Mudhoney Articles

Backlash

February '88


Legions of Dead Bands

Green River, Feast, The Melvins,
and the throbbing continuum of dirge

by Dawn Anderson


      Dead dirge bands aren't much fun. Neither is writing about them. I'm addressing the subject because I hear so many of you complaining that life itself isn't much fun lately, now that Green River, the Melvins and Feast have broken up - how inconsiderate of them.
      It's getting tougher every day to find a good noise fix, a jolt that crips your entire body and makes you nod your head and drool like a zombie... It's fascinating to watch someone who's in that state. "Pelt me with green Jello? No problem!" You see, gutterslime rock brings peace and harmony to a small, troubled segment of the population. Some of you understand this. The rest of you think we're gutterslime. And, some of you think I'm gutterslime myself for dredging all this up in the first place. So for the record, I'm not using any information that I didn't hear directly from the band members and everybody quoted in this article knew they were being interviewed for Backlash.
      So anyway, HERE'S THE DIRT!

▶ [Directives]:
1. Return the stretch of the article on dead dirge bands from "Green River, Feast, The" through "inconsiderate of them.", word for word.
2. Retype, unchanged, the stretch of the records from the line that contains "footer-col3-head[interactable]: 德语天地 bbox=[576, 2213, 672, 2233]" through the line that contains "email-icon[interactable]: ✉ bbox=[338, 420, 371, 450]", including both of those lines.

▶ [Source data]:
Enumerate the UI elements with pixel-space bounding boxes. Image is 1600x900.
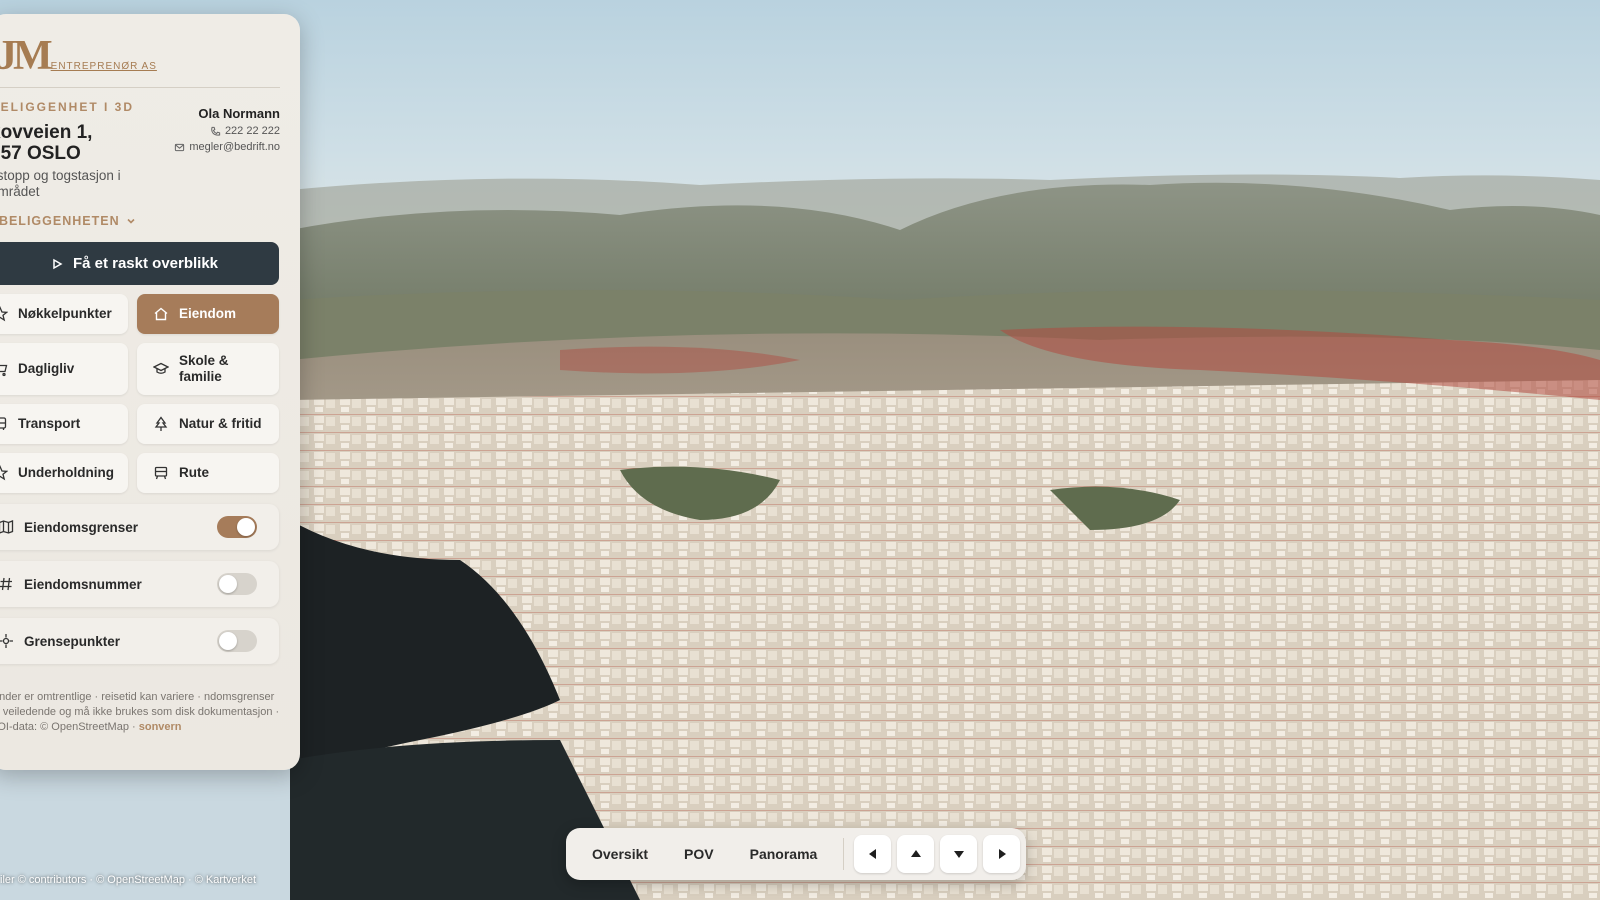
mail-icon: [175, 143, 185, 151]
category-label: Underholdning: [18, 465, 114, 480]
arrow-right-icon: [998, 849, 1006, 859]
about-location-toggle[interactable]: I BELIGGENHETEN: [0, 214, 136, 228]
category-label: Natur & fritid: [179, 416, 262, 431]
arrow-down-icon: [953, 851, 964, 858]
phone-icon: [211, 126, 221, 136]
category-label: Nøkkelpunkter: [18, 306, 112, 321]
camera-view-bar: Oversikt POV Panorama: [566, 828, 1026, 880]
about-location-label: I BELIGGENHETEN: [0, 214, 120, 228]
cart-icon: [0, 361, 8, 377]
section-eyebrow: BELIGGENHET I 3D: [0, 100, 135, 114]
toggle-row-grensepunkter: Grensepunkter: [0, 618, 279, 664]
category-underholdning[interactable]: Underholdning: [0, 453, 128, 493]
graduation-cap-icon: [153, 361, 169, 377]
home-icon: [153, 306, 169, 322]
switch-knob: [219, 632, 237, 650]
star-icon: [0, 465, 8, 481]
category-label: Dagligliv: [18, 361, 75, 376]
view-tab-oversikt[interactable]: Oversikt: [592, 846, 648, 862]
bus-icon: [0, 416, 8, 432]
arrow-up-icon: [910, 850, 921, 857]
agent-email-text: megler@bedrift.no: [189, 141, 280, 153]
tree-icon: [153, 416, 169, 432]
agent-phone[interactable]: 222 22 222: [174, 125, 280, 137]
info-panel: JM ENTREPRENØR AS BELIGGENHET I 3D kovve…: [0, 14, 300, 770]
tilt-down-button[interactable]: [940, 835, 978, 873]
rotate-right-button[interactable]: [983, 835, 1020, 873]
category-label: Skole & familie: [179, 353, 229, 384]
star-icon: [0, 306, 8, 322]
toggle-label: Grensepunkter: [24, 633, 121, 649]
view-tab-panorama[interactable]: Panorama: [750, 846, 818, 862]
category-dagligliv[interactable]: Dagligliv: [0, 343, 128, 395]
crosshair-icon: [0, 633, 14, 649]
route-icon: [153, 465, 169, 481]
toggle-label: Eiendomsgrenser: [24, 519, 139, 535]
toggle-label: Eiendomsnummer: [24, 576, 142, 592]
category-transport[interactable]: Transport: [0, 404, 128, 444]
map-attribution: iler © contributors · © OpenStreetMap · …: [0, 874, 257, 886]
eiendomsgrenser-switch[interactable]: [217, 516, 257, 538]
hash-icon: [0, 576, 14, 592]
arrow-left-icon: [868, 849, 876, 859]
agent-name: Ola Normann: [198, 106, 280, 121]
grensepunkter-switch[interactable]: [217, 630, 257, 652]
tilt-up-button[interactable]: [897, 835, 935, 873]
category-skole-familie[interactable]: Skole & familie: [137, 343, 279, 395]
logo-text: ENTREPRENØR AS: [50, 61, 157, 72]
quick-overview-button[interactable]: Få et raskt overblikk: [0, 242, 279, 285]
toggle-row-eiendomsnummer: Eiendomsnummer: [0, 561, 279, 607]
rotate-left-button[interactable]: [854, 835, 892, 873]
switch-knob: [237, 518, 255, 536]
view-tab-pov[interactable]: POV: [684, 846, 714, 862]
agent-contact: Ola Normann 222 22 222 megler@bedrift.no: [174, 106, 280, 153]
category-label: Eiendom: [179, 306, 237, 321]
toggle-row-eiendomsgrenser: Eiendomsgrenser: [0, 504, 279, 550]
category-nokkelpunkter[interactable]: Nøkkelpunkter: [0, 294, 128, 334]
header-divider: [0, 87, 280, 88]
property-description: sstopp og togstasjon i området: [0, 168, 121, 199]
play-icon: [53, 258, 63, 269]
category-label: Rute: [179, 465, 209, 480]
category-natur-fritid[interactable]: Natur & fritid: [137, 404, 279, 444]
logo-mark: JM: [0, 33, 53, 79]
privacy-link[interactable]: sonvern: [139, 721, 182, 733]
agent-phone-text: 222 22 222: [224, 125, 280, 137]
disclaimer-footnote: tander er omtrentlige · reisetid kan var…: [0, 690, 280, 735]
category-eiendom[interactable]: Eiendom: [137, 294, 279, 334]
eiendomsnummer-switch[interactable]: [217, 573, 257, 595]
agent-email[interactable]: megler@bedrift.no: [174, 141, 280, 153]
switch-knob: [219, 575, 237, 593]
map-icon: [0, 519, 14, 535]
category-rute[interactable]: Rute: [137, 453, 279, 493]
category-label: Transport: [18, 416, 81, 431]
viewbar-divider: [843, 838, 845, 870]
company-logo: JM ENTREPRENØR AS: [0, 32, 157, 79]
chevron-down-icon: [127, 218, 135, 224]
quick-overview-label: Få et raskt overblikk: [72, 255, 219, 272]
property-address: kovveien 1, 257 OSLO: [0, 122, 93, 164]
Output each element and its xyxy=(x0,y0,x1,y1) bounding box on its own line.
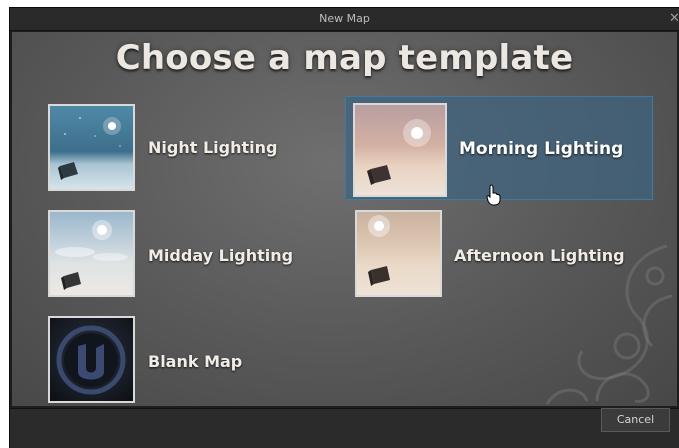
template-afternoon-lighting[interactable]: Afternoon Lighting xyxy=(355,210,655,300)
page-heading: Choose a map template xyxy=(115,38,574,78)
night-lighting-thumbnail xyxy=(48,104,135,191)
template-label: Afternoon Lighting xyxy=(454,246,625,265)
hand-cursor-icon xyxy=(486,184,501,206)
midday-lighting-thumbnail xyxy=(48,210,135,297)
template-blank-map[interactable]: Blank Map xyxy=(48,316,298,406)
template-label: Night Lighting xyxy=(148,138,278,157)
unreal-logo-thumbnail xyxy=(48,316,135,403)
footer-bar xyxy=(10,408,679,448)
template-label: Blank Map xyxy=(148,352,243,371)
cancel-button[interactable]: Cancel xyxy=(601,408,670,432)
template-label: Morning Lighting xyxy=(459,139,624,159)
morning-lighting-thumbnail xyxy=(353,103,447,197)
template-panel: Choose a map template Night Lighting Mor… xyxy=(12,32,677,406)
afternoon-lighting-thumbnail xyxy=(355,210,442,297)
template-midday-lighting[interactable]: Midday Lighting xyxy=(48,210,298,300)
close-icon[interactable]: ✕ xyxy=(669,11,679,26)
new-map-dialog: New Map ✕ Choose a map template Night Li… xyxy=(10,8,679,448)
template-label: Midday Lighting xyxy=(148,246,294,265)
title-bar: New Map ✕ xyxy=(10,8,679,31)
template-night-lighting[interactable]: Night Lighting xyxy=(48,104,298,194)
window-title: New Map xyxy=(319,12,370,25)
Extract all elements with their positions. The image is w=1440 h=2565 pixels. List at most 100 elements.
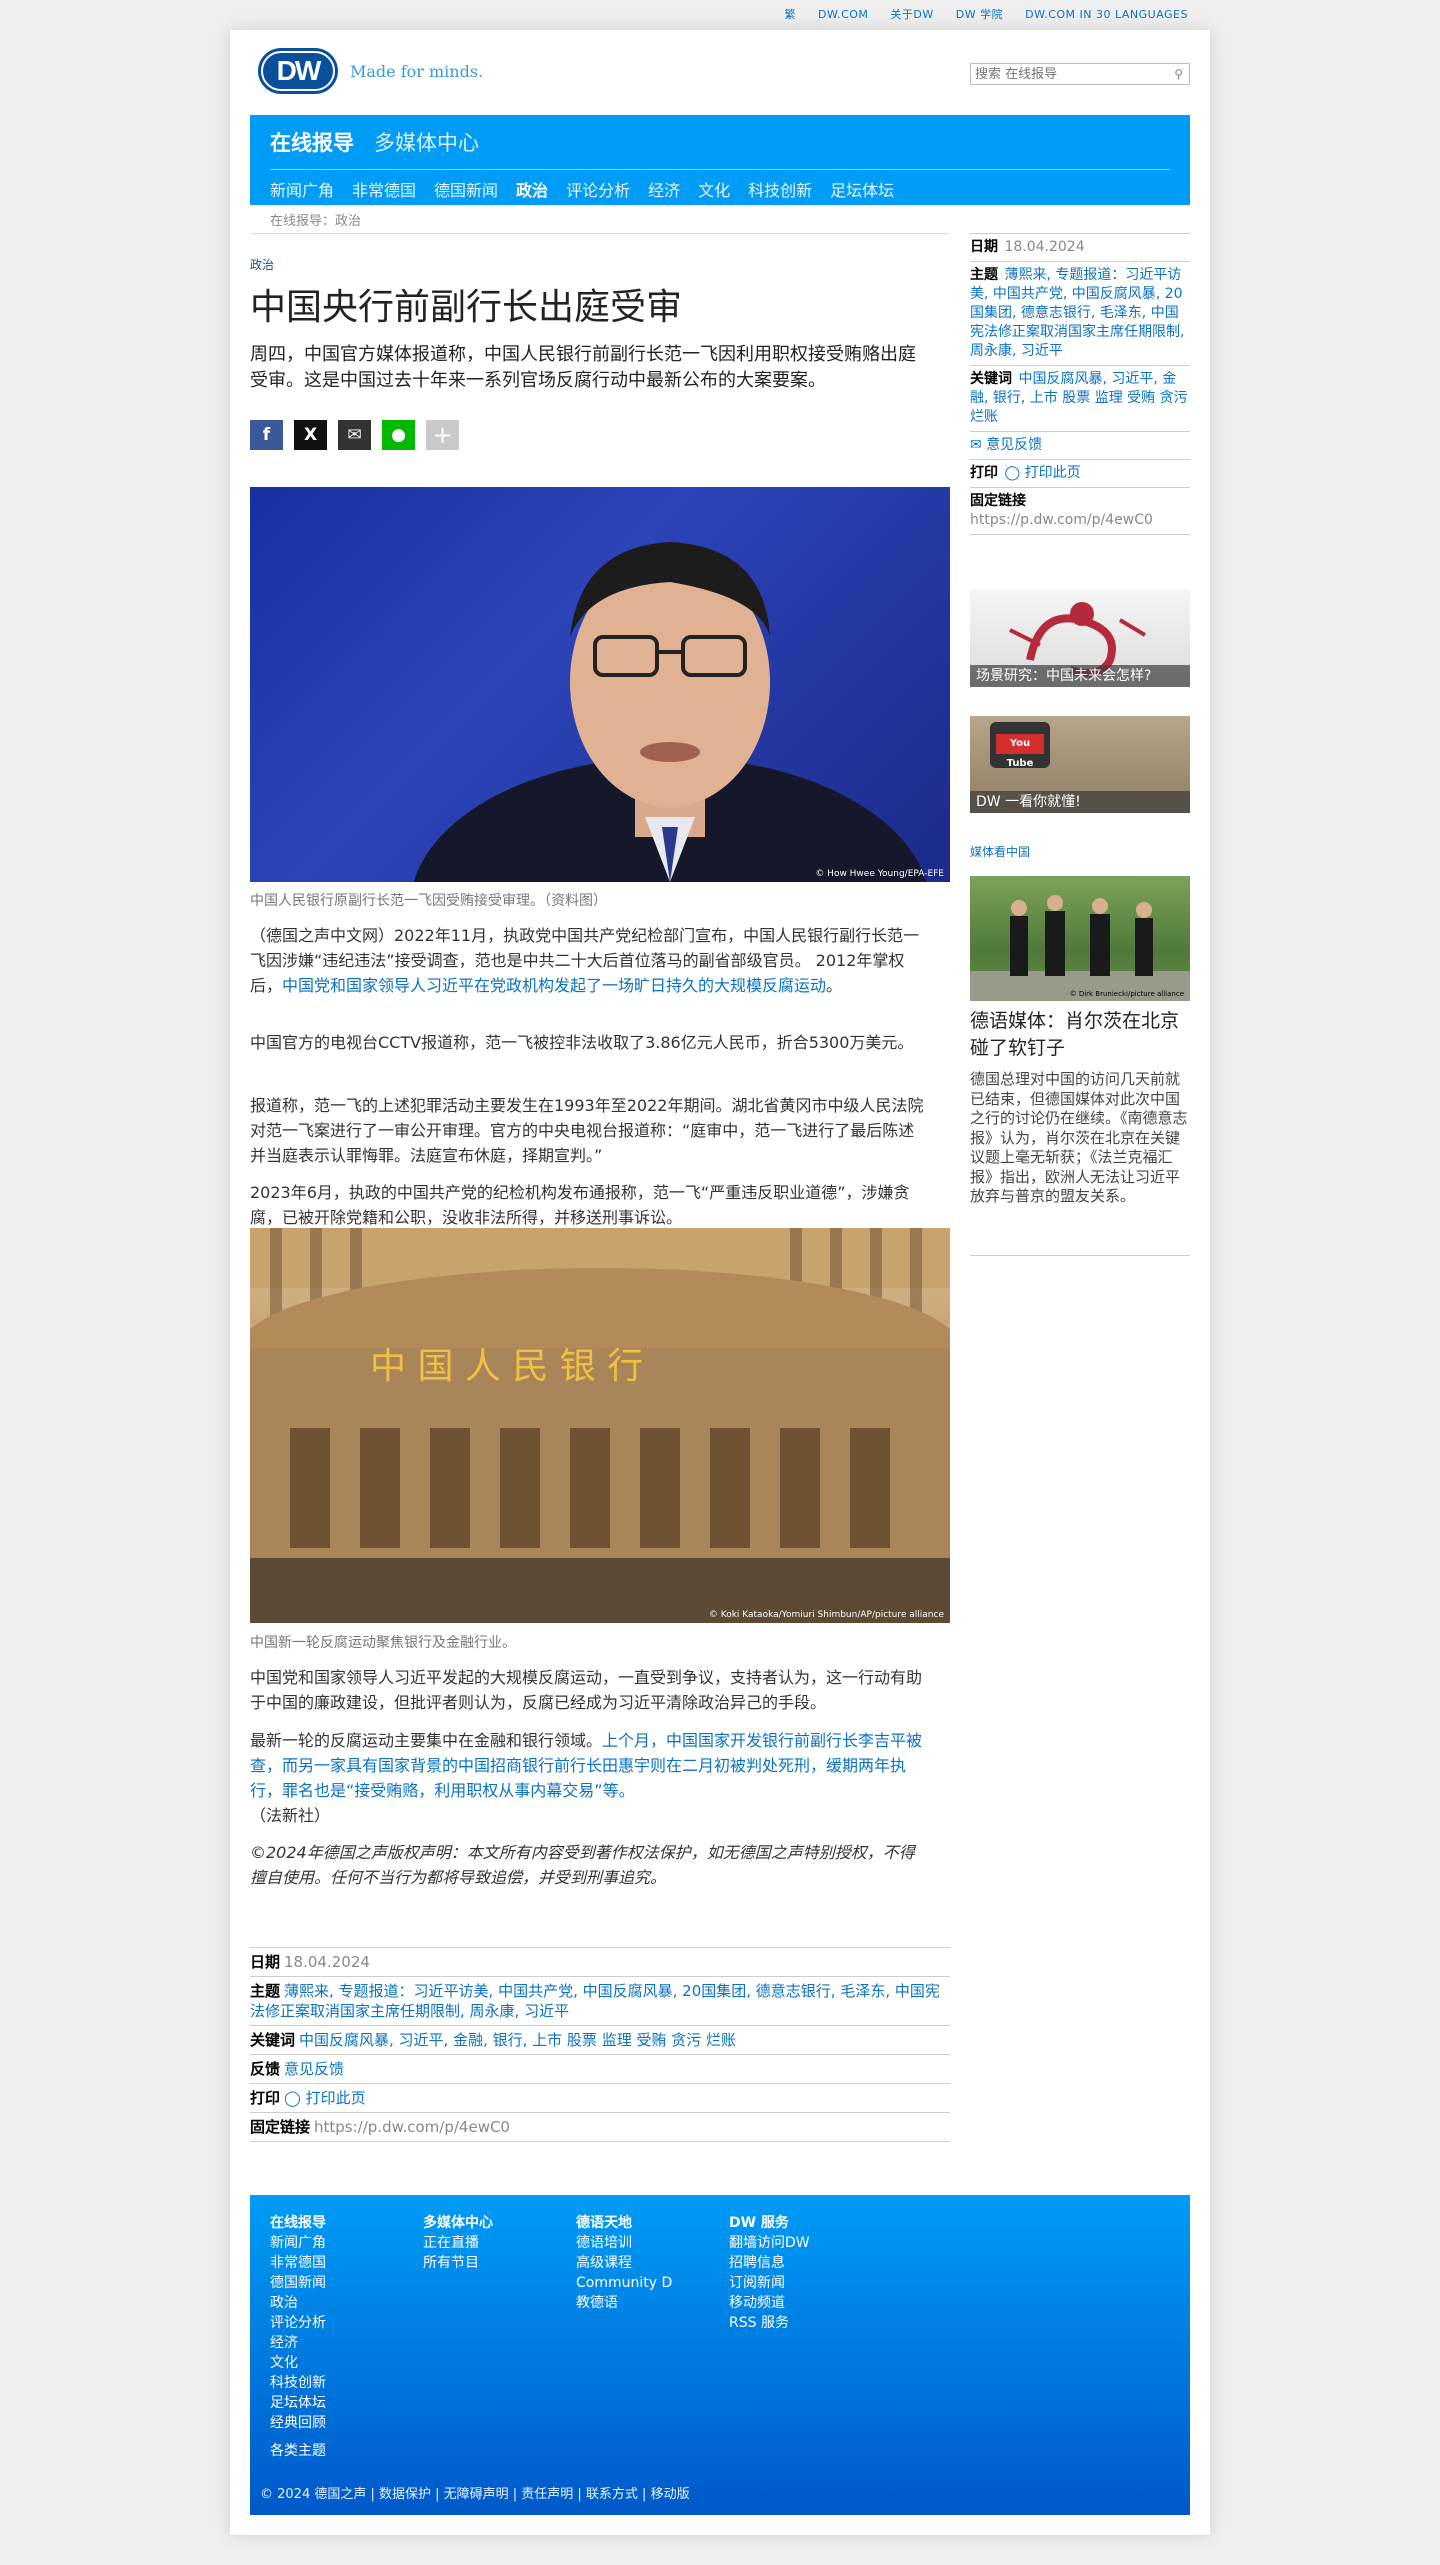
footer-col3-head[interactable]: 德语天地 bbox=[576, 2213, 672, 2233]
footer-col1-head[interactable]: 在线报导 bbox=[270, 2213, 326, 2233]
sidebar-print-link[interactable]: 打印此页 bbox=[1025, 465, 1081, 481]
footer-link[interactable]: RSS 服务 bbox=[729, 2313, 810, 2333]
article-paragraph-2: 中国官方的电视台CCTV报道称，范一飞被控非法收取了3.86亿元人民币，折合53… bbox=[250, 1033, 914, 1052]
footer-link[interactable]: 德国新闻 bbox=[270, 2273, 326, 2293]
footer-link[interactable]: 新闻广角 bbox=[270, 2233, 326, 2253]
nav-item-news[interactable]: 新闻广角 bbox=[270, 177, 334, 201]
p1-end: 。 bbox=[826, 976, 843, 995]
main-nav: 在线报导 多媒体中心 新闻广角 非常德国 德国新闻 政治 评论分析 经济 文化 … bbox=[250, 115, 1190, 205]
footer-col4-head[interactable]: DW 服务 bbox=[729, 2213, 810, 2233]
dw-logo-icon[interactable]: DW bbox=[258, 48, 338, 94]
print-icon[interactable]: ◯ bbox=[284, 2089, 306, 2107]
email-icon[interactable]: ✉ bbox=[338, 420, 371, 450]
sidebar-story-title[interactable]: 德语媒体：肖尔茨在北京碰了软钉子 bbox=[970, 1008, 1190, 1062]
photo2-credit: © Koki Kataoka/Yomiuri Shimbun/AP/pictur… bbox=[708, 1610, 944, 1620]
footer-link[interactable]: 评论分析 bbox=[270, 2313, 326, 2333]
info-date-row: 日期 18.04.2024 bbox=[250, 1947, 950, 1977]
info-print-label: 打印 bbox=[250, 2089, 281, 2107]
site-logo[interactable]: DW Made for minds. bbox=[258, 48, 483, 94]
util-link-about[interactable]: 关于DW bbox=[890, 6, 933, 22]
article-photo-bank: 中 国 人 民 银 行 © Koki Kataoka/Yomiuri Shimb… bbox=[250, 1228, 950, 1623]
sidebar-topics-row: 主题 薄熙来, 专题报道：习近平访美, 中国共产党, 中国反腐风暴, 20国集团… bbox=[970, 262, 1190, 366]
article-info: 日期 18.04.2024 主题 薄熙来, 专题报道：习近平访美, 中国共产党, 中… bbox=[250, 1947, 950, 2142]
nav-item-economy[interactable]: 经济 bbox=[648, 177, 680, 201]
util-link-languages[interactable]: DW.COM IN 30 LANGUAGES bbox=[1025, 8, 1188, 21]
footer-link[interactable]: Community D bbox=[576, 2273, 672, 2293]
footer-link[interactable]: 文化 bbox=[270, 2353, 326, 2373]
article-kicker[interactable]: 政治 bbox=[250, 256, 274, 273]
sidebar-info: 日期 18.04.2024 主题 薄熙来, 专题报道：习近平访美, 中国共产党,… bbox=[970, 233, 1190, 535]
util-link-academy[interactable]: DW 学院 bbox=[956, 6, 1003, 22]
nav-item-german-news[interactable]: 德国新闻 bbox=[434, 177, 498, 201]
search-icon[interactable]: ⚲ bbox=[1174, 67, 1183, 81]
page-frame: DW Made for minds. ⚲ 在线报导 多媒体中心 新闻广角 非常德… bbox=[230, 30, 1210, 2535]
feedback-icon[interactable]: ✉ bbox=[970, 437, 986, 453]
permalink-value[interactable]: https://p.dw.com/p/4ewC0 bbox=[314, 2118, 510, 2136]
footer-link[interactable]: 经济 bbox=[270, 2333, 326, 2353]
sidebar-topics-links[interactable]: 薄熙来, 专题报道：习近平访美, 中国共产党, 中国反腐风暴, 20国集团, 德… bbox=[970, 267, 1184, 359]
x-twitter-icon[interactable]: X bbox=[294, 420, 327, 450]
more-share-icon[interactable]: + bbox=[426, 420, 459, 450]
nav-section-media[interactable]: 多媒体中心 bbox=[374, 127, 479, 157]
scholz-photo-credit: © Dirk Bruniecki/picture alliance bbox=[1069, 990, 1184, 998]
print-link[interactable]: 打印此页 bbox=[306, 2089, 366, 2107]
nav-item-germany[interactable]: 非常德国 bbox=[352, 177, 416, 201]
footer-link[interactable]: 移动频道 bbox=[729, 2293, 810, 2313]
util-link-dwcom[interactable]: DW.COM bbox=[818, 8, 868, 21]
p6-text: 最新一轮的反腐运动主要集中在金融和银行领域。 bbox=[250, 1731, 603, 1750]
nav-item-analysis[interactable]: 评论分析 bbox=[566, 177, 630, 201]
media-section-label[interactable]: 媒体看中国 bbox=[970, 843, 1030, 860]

▶ [Results for each task]:
1.
Green River, Feast, The Melvins,
and the throbbing continuum of dirge

by Dawn Anderson


      Dead dirge bands aren't much fun. Neither is writing about them. I'm addressing the subject because I hear so many of you complaining that life itself isn't much fun lately, now that Green River, the Melvins and Feast have broken up - how inconsiderate of them.

2.
footer-col3-head[interactable]: 德语天地 bbox=[576, 2213, 672, 2233]
footer-col1-head[interactable]: 在线报导 bbox=[270, 2213, 326, 2233]
sidebar-print-link[interactable]: 打印此页 bbox=[1025, 465, 1081, 481]
footer-link[interactable]: RSS 服务 bbox=[729, 2313, 810, 2333]
article-paragraph-2: 中国官方的电视台CCTV报道称，范一飞被控非法收取了3.86亿元人民币，折合53… bbox=[250, 1033, 914, 1052]
footer-link[interactable]: 德国新闻 bbox=[270, 2273, 326, 2293]
footer-link[interactable]: 新闻广角 bbox=[270, 2233, 326, 2253]
nav-item-news[interactable]: 新闻广角 bbox=[270, 177, 334, 201]
p1-end: 。 bbox=[826, 976, 843, 995]
main-nav: 在线报导 多媒体中心 新闻广角 非常德国 德国新闻 政治 评论分析 经济 文化 … bbox=[250, 115, 1190, 205]
footer-col4-head[interactable]: DW 服务 bbox=[729, 2213, 810, 2233]
dw-logo-icon[interactable]: DW bbox=[258, 48, 338, 94]
print-icon[interactable]: ◯ bbox=[284, 2089, 306, 2107]
email-icon[interactable]: ✉ bbox=[338, 420, 371, 450]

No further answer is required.